Given task: Exclude the pictures, then repeat the remaining data exactly.

Entries supplied:
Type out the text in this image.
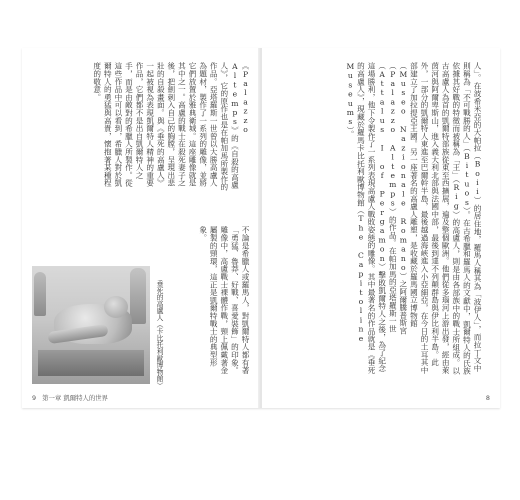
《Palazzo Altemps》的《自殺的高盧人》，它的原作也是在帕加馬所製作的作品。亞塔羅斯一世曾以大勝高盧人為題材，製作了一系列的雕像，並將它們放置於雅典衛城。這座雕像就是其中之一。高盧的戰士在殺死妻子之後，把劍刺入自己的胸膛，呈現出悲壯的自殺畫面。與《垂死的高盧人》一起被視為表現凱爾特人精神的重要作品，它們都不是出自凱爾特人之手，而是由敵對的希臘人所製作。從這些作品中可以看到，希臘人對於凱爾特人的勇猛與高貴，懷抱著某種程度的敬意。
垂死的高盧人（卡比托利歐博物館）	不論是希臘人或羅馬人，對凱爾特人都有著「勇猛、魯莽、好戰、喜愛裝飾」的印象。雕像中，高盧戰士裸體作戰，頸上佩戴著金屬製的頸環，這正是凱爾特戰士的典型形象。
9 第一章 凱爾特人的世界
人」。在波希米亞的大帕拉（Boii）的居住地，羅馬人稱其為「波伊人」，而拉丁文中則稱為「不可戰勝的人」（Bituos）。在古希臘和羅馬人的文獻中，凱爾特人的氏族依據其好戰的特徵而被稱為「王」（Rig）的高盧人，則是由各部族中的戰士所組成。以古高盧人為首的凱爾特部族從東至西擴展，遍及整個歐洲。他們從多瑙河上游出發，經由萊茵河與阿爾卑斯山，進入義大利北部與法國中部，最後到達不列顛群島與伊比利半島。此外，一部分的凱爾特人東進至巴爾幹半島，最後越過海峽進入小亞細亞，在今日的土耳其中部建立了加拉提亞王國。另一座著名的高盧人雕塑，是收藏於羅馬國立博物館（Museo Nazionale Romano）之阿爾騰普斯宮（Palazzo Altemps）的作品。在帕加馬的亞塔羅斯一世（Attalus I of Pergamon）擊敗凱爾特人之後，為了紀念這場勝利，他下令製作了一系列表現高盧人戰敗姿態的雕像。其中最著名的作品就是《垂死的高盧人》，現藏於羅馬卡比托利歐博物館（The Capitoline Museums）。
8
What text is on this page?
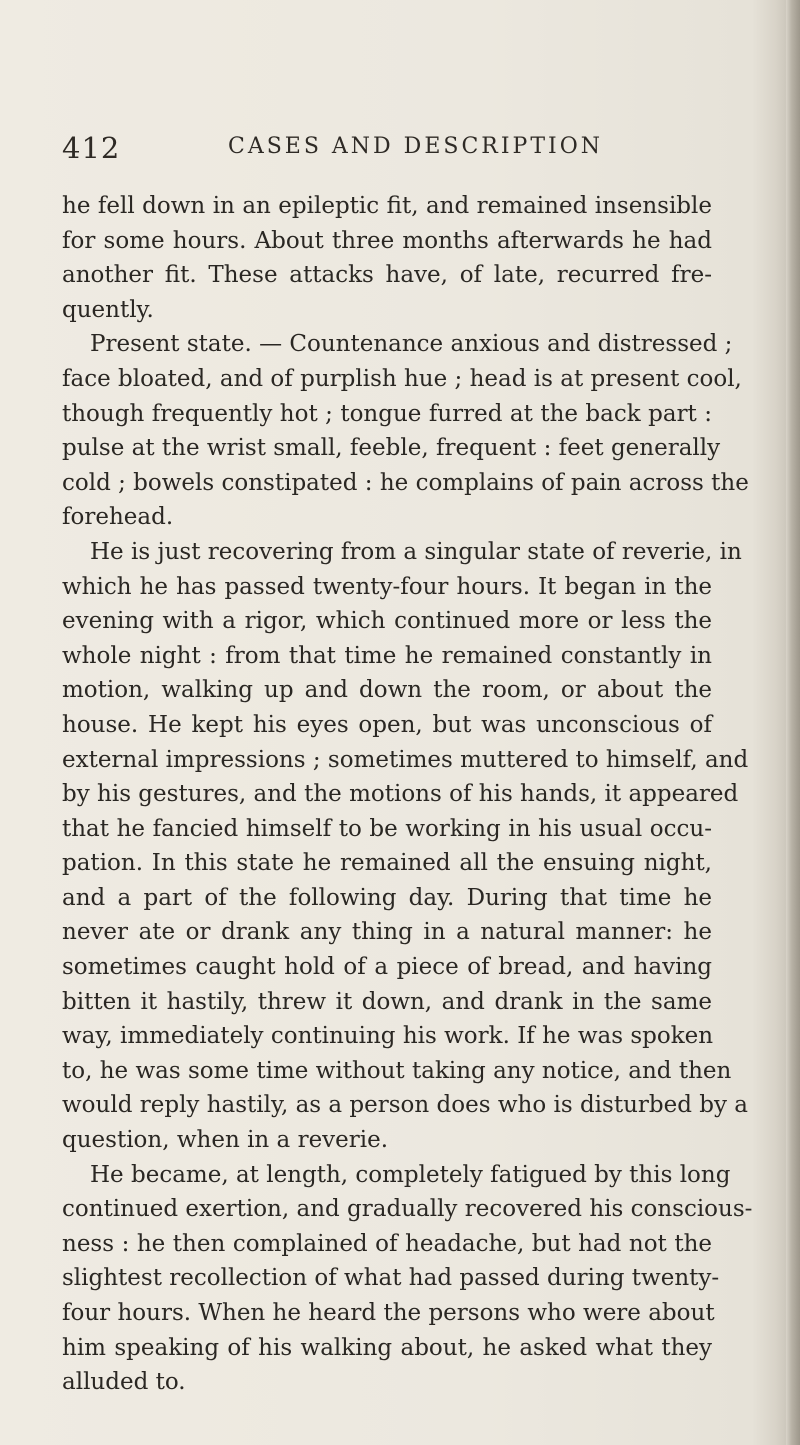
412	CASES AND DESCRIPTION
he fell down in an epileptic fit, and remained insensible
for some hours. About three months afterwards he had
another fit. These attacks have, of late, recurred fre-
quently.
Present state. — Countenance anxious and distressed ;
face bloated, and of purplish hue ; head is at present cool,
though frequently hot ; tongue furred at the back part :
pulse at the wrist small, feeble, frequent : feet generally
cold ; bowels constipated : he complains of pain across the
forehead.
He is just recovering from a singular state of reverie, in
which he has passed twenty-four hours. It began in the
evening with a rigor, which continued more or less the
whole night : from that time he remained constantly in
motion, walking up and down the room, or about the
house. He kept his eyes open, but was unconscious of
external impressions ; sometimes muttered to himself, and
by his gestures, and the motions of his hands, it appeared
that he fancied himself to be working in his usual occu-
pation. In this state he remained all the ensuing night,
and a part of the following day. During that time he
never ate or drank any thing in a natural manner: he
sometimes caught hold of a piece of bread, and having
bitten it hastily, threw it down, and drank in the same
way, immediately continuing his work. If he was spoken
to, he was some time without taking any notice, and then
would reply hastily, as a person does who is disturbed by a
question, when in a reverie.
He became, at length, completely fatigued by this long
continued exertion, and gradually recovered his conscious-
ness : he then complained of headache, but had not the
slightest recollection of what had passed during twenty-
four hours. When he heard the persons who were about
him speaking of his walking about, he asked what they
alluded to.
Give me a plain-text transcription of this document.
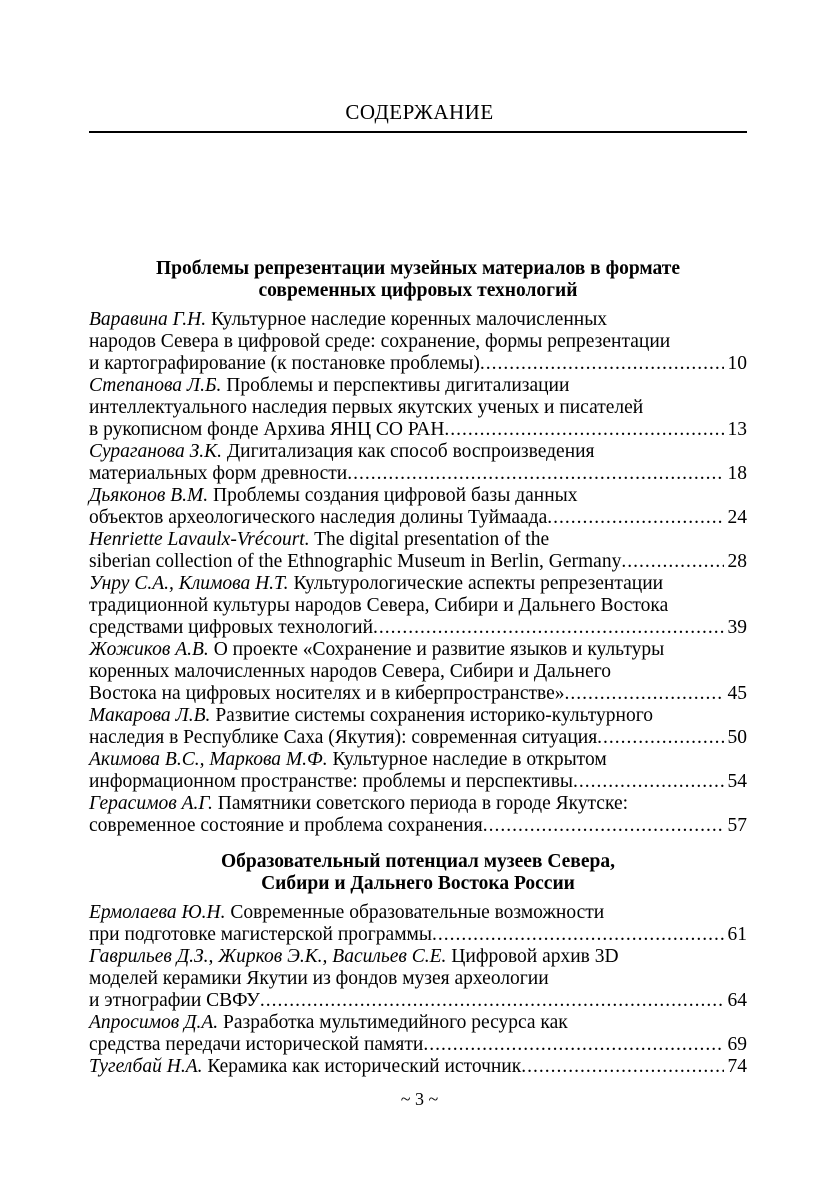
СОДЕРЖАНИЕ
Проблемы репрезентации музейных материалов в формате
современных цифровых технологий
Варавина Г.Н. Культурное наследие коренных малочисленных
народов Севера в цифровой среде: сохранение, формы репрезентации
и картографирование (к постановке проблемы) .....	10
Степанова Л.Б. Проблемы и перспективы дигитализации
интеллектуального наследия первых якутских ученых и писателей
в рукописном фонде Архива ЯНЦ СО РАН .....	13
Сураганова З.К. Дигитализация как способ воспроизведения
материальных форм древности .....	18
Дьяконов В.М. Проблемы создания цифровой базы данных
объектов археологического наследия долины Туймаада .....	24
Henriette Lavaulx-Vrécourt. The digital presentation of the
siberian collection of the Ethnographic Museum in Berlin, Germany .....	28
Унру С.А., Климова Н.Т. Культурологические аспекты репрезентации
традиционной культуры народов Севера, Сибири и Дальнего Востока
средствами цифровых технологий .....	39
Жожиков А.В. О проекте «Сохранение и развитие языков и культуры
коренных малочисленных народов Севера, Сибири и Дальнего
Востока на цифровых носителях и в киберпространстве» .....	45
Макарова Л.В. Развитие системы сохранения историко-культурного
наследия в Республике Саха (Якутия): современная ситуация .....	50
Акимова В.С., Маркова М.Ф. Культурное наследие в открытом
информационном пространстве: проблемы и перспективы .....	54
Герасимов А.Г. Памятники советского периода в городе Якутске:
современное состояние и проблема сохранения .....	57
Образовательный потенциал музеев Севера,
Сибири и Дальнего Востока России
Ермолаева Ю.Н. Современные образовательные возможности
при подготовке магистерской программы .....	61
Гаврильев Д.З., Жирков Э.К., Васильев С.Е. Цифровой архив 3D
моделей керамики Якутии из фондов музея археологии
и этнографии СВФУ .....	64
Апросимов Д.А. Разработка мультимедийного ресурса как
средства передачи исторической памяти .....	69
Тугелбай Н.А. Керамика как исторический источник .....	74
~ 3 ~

Task response:
Type out the text in this image.
《Palazzo Altemps》的《自殺的高盧人》，它的原作也是在帕加馬所製作的作品。亞塔羅斯一世曾以大勝高盧人為題材，製作了一系列的雕像，並將它們放置於雅典衛城。這座雕像就是其中之一。高盧的戰士在殺死妻子之後，把劍刺入自己的胸膛，呈現出悲壯的自殺畫面。與《垂死的高盧人》一起被視為表現凱爾特人精神的重要作品，它們都不是出自凱爾特人之手，而是由敵對的希臘人所製作。從這些作品中可以看到，希臘人對於凱爾特人的勇猛與高貴，懷抱著某種程度的敬意。
垂死的高盧人（卡比托利歐博物館）	不論是希臘人或羅馬人，對凱爾特人都有著「勇猛、魯莽、好戰、喜愛裝飾」的印象。雕像中，高盧戰士裸體作戰，頸上佩戴著金屬製的頸環，這正是凱爾特戰士的典型形象。
9 第一章 凱爾特人的世界
人」。在波希米亞的大帕拉（Boii）的居住地，羅馬人稱其為「波伊人」，而拉丁文中則稱為「不可戰勝的人」（Bituos）。在古希臘和羅馬人的文獻中，凱爾特人的氏族依據其好戰的特徵而被稱為「王」（Rig）的高盧人，則是由各部族中的戰士所組成。以古高盧人為首的凱爾特部族從東至西擴展，遍及整個歐洲。他們從多瑙河上游出發，經由萊茵河與阿爾卑斯山，進入義大利北部與法國中部，最後到達不列顛群島與伊比利半島。此外，一部分的凱爾特人東進至巴爾幹半島，最後越過海峽進入小亞細亞，在今日的土耳其中部建立了加拉提亞王國。另一座著名的高盧人雕塑，是收藏於羅馬國立博物館（Museo Nazionale Romano）之阿爾騰普斯宮（Palazzo Altemps）的作品。在帕加馬的亞塔羅斯一世（Attalus I of Pergamon）擊敗凱爾特人之後，為了紀念這場勝利，他下令製作了一系列表現高盧人戰敗姿態的雕像。其中最著名的作品就是《垂死的高盧人》，現藏於羅馬卡比托利歐博物館（The Capitoline Museums）。
8
What text is on this page?
412	CASES AND DESCRIPTION
he fell down in an epileptic fit, and remained insensible
for some hours. About three months afterwards he had
another fit. These attacks have, of late, recurred fre-
quently.
Present state. — Countenance anxious and distressed ;
face bloated, and of purplish hue ; head is at present cool,
though frequently hot ; tongue furred at the back part :
pulse at the wrist small, feeble, frequent : feet generally
cold ; bowels constipated : he complains of pain across the
forehead.
He is just recovering from a singular state of reverie, in
which he has passed twenty-four hours. It began in the
evening with a rigor, which continued more or less the
whole night : from that time he remained constantly in
motion, walking up and down the room, or about the
house. He kept his eyes open, but was unconscious of
external impressions ; sometimes muttered to himself, and
by his gestures, and the motions of his hands, it appeared
that he fancied himself to be working in his usual occu-
pation. In this state he remained all the ensuing night,
and a part of the following day. During that time he
never ate or drank any thing in a natural manner: he
sometimes caught hold of a piece of bread, and having
bitten it hastily, threw it down, and drank in the same
way, immediately continuing his work. If he was spoken
to, he was some time without taking any notice, and then
would reply hastily, as a person does who is disturbed by a
question, when in a reverie.
He became, at length, completely fatigued by this long
continued exertion, and gradually recovered his conscious-
ness : he then complained of headache, but had not the
slightest recollection of what had passed during twenty-
four hours. When he heard the persons who were about
him speaking of his walking about, he asked what they
alluded to.
Give me a plain-text transcription of this document.
СОДЕРЖАНИЕ
Проблемы репрезентации музейных материалов в формате
современных цифровых технологий
Варавина Г.Н. Культурное наследие коренных малочисленных
народов Севера в цифровой среде: сохранение, формы репрезентации
и картографирование (к постановке проблемы) .....	10
Степанова Л.Б. Проблемы и перспективы дигитализации
интеллектуального наследия первых якутских ученых и писателей
в рукописном фонде Архива ЯНЦ СО РАН .....	13
Сураганова З.К. Дигитализация как способ воспроизведения
материальных форм древности .....	18
Дьяконов В.М. Проблемы создания цифровой базы данных
объектов археологического наследия долины Туймаада .....	24
Henriette Lavaulx-Vrécourt. The digital presentation of the
siberian collection of the Ethnographic Museum in Berlin, Germany .....	28
Унру С.А., Климова Н.Т. Культурологические аспекты репрезентации
традиционной культуры народов Севера, Сибири и Дальнего Востока
средствами цифровых технологий .....	39
Жожиков А.В. О проекте «Сохранение и развитие языков и культуры
коренных малочисленных народов Севера, Сибири и Дальнего
Востока на цифровых носителях и в киберпространстве» .....	45
Макарова Л.В. Развитие системы сохранения историко-культурного
наследия в Республике Саха (Якутия): современная ситуация .....	50
Акимова В.С., Маркова М.Ф. Культурное наследие в открытом
информационном пространстве: проблемы и перспективы .....	54
Герасимов А.Г. Памятники советского периода в городе Якутске:
современное состояние и проблема сохранения .....	57
Образовательный потенциал музеев Севера,
Сибири и Дальнего Востока России
Ермолаева Ю.Н. Современные образовательные возможности
при подготовке магистерской программы .....	61
Гаврильев Д.З., Жирков Э.К., Васильев С.Е. Цифровой архив 3D
моделей керамики Якутии из фондов музея археологии
и этнографии СВФУ .....	64
Апросимов Д.А. Разработка мультимедийного ресурса как
средства передачи исторической памяти .....	69
Тугелбай Н.А. Керамика как исторический источник .....	74
~ 3 ~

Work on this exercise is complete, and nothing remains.